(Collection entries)
◆ ◆ ◆ ◆ ◆ ◆ ◆

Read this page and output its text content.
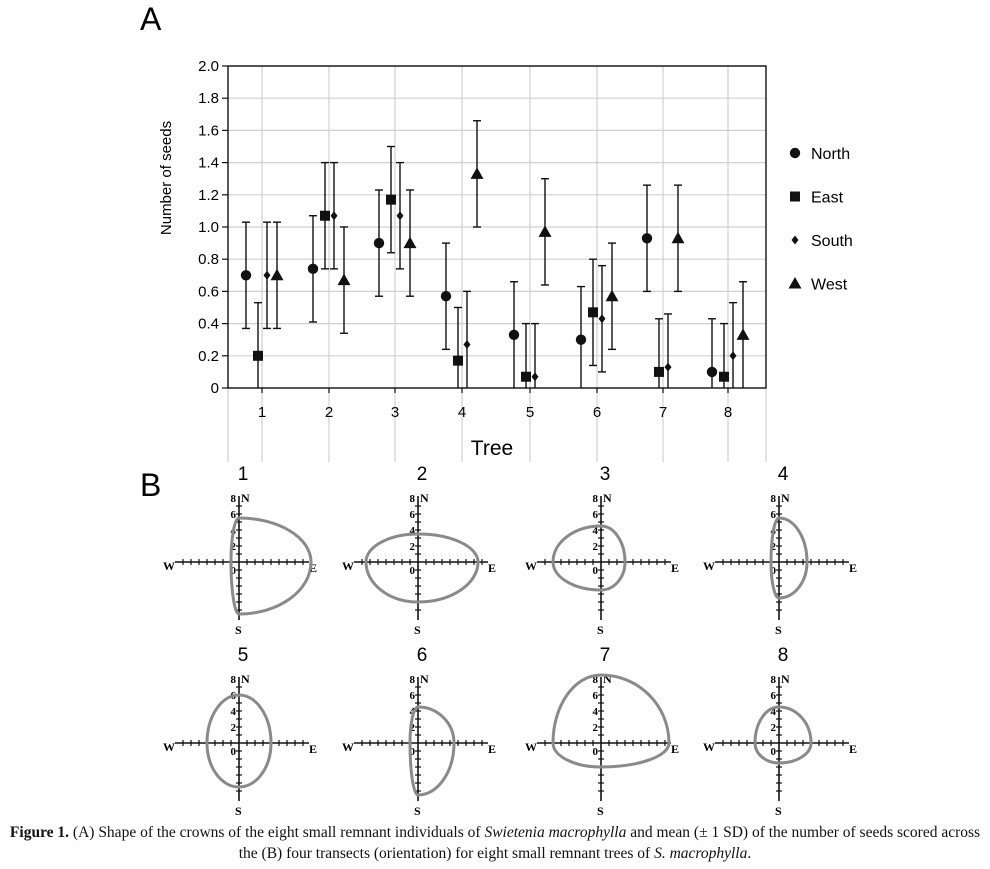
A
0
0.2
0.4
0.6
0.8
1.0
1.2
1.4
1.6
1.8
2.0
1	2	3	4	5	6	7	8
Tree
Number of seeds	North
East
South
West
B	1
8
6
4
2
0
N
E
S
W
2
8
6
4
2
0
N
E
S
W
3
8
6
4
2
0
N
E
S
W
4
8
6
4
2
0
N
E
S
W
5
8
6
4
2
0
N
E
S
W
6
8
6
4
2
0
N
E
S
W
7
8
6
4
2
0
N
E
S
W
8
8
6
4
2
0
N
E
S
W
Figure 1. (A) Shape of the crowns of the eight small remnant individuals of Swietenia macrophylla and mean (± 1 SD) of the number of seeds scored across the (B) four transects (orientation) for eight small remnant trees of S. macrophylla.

◆ ◆ ◆ ◆ ◆ ◆ ◆

● **What you need to do**
Make an exact copy of the whole listing, but don't bring over any pictures.

● **Correct output**
Read this page and output its text content.
A
0
0.2
0.4
0.6
0.8
1.0
1.2
1.4
1.6
1.8
2.0
1	2	3	4	5	6	7	8
Tree
Number of seeds	North
East
South
West
B	1
8
6
4
2
0
N
E
S
W
2
8
6
4
2
0
N
E
S
W
3
8
6
4
2
0
N
E
S
W
4
8
6
4
2
0
N
E
S
W
5
8
6
4
2
0
N
E
S
W
6
8
6
4
2
0
N
E
S
W
7
8
6
4
2
0
N
E
S
W
8
8
6
4
2
0
N
E
S
W
Figure 1. (A) Shape of the crowns of the eight small remnant individuals of Swietenia macrophylla and mean (± 1 SD) of the number of seeds scored across the (B) four transects (orientation) for eight small remnant trees of S. macrophylla.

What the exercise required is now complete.